Prompt => In the listing below, find every line with the string "icon" and pull it out.

Source records =>
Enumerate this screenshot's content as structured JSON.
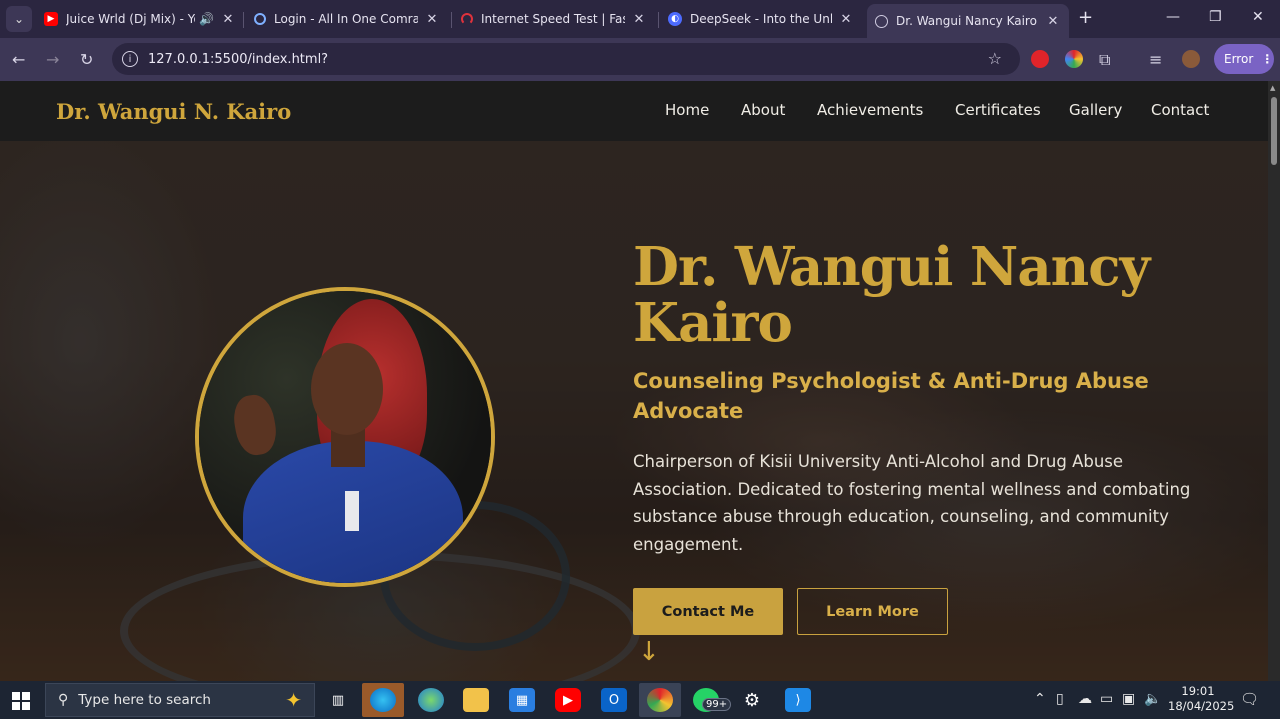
{
  "browser": {
    "tabs": [
      {
        "label": "Juice Wrld (Dj Mix) - You",
        "favicon": "youtube-icon",
        "audio": true
      },
      {
        "label": "Login - All In One Comrade",
        "favicon": "loading-icon"
      },
      {
        "label": "Internet Speed Test | Fast.co",
        "favicon": "fast-icon"
      },
      {
        "label": "DeepSeek - Into the Unknow",
        "favicon": "deepseek-icon"
      },
      {
        "label": "Dr. Wangui Nancy Kairo | Co",
        "favicon": "globe-icon",
        "active": true
      }
    ],
    "new_tab": "+",
    "url": "127.0.0.1:5500/index.html?",
    "profile_status": "Error"
  },
  "site": {
    "brand": "Dr. Wangui N. Kairo",
    "nav": [
      "Home",
      "About",
      "Achievements",
      "Certificates",
      "Gallery",
      "Contact"
    ],
    "hero": {
      "title": "Dr. Wangui Nancy Kairo",
      "subtitle": "Counseling Psychologist & Anti-Drug Abuse Advocate",
      "description": "Chairperson of Kisii University Anti-Alcohol and Drug Abuse Association. Dedicated to fostering mental wellness and combating substance abuse through education, counseling, and community engagement.",
      "primary_button": "Contact Me",
      "secondary_button": "Learn More"
    }
  },
  "taskbar": {
    "search_placeholder": "Type here to search",
    "whatsapp_badge": "99+",
    "time": "19:01",
    "date": "18/04/2025"
  },
  "colors": {
    "accent_gold": "#cfa63c",
    "navbar": "#1c1c1c",
    "browser_frame": "#2b2640",
    "error_pill": "#7a63c4"
  }
}
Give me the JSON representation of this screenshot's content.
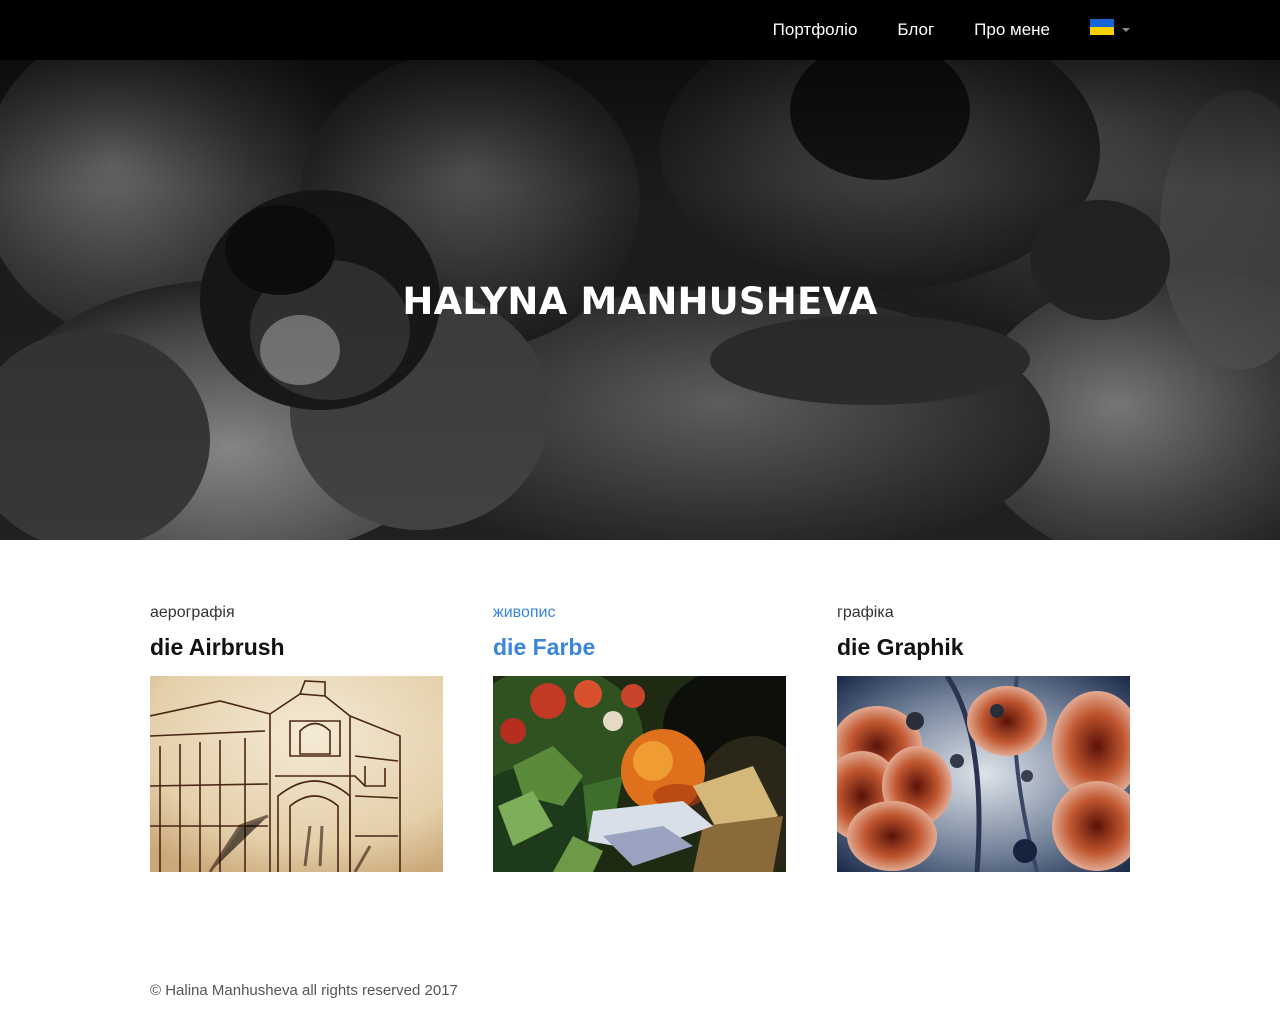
{
  "nav": {
    "items": [
      {
        "label": "Портфоліо"
      },
      {
        "label": "Блог"
      },
      {
        "label": "Про мене"
      }
    ],
    "language": {
      "flag_icon": "ukraine-flag-icon",
      "flag_colors": [
        "#1565d8",
        "#f7d000"
      ]
    }
  },
  "hero": {
    "title": "HALYNA MANHUSHEVA"
  },
  "categories": [
    {
      "subtitle": "аерографія",
      "title": "die Airbrush",
      "active": false
    },
    {
      "subtitle": "живопис",
      "title": "die Farbe",
      "active": true
    },
    {
      "subtitle": "графіка",
      "title": "die Graphik",
      "active": false
    }
  ],
  "footer": {
    "text": "© Halina Manhusheva all rights reserved 2017"
  },
  "colors": {
    "accent": "#3a86d9",
    "navbar": "#000000"
  }
}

Output for this task =>
        "favicon": "youtube-icon",
        "favicon": "loading-icon"
        "favicon": "fast-icon"
        "favicon": "deepseek-icon"
        "favicon": "globe-icon",
      "flag_icon": "ukraine-flag-icon",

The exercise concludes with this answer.